**Dataset extract**
···
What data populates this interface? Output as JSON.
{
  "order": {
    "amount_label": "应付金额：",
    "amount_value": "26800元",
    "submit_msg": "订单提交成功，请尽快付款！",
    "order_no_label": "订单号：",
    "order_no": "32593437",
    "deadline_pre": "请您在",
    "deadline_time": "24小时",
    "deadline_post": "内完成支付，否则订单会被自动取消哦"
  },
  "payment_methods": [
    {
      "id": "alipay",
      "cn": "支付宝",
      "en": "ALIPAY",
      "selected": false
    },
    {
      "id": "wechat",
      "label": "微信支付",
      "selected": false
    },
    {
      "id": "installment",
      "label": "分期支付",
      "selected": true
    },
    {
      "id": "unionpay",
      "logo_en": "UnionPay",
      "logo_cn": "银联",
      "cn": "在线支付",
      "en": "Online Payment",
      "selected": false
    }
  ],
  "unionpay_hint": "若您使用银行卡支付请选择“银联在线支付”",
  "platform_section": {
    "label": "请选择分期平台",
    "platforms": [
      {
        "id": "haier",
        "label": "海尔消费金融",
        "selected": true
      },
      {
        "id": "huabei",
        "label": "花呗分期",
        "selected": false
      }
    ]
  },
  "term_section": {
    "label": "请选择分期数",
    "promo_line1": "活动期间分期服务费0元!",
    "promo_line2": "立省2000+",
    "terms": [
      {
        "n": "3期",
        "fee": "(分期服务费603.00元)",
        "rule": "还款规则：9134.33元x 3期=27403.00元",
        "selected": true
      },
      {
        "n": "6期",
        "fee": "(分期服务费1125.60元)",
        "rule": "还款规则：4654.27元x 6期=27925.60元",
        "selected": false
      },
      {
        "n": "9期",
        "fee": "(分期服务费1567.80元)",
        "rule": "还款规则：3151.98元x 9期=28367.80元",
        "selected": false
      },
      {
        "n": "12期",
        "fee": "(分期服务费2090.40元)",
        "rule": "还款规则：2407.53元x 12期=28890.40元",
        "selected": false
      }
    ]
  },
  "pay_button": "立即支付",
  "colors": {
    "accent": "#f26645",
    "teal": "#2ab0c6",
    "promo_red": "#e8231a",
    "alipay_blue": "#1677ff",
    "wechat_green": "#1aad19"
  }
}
···
**What is being asked**
Retype the material above, line by line, exactly.

**Reply to the exercise**
What data populates this interface? Output as JSON.
{
  "order": {
    "amount_label": "应付金额：",
    "amount_value": "26800元",
    "submit_msg": "订单提交成功，请尽快付款！",
    "order_no_label": "订单号：",
    "order_no": "32593437",
    "deadline_pre": "请您在",
    "deadline_time": "24小时",
    "deadline_post": "内完成支付，否则订单会被自动取消哦"
  },
  "payment_methods": [
    {
      "id": "alipay",
      "cn": "支付宝",
      "en": "ALIPAY",
      "selected": false
    },
    {
      "id": "wechat",
      "label": "微信支付",
      "selected": false
    },
    {
      "id": "installment",
      "label": "分期支付",
      "selected": true
    },
    {
      "id": "unionpay",
      "logo_en": "UnionPay",
      "logo_cn": "银联",
      "cn": "在线支付",
      "en": "Online Payment",
      "selected": false
    }
  ],
  "unionpay_hint": "若您使用银行卡支付请选择“银联在线支付”",
  "platform_section": {
    "label": "请选择分期平台",
    "platforms": [
      {
        "id": "haier",
        "label": "海尔消费金融",
        "selected": true
      },
      {
        "id": "huabei",
        "label": "花呗分期",
        "selected": false
      }
    ]
  },
  "term_section": {
    "label": "请选择分期数",
    "promo_line1": "活动期间分期服务费0元!",
    "promo_line2": "立省2000+",
    "terms": [
      {
        "n": "3期",
        "fee": "(分期服务费603.00元)",
        "rule": "还款规则：9134.33元x 3期=27403.00元",
        "selected": true
      },
      {
        "n": "6期",
        "fee": "(分期服务费1125.60元)",
        "rule": "还款规则：4654.27元x 6期=27925.60元",
        "selected": false
      },
      {
        "n": "9期",
        "fee": "(分期服务费1567.80元)",
        "rule": "还款规则：3151.98元x 9期=28367.80元",
        "selected": false
      },
      {
        "n": "12期",
        "fee": "(分期服务费2090.40元)",
        "rule": "还款规则：2407.53元x 12期=28890.40元",
        "selected": false
      }
    ]
  },
  "pay_button": "立即支付",
  "colors": {
    "accent": "#f26645",
    "teal": "#2ab0c6",
    "promo_red": "#e8231a",
    "alipay_blue": "#1677ff",
    "wechat_green": "#1aad19"
  }
}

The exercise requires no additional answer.